Stored items
☆ ☆ ☆ ☆ ☆

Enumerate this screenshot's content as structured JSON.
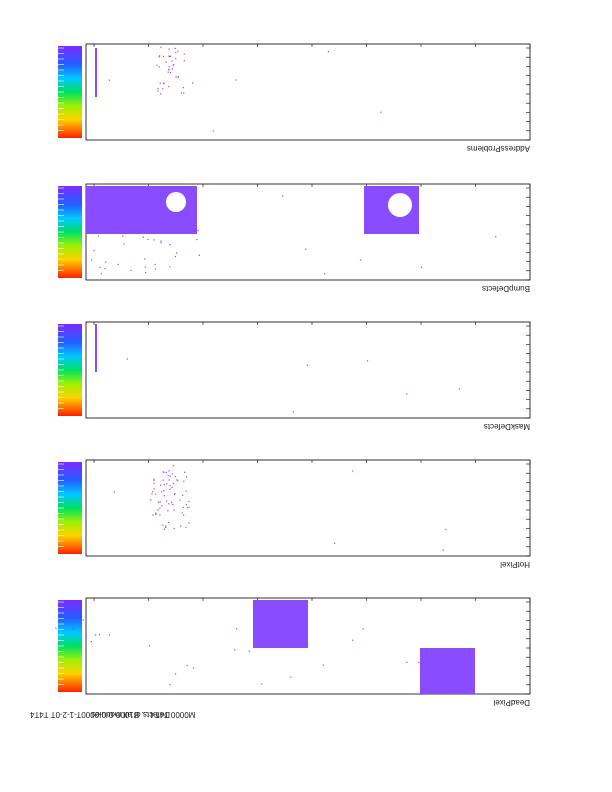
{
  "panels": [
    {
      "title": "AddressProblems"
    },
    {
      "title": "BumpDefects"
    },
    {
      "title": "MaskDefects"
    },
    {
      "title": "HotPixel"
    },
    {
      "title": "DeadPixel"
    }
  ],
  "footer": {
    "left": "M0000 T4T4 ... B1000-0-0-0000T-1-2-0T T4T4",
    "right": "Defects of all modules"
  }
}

☆ ☆ ☆ ☆ ☆

Omit the pictures, and quote the material above exactly as given.

◆ **Answer for the task**:
Enumerate this screenshot's content as structured JSON.
{
  "panels": [
    {
      "title": "AddressProblems"
    },
    {
      "title": "BumpDefects"
    },
    {
      "title": "MaskDefects"
    },
    {
      "title": "HotPixel"
    },
    {
      "title": "DeadPixel"
    }
  ],
  "footer": {
    "left": "M0000 T4T4 ... B1000-0-0-0000T-1-2-0T T4T4",
    "right": "Defects of all modules"
  }
}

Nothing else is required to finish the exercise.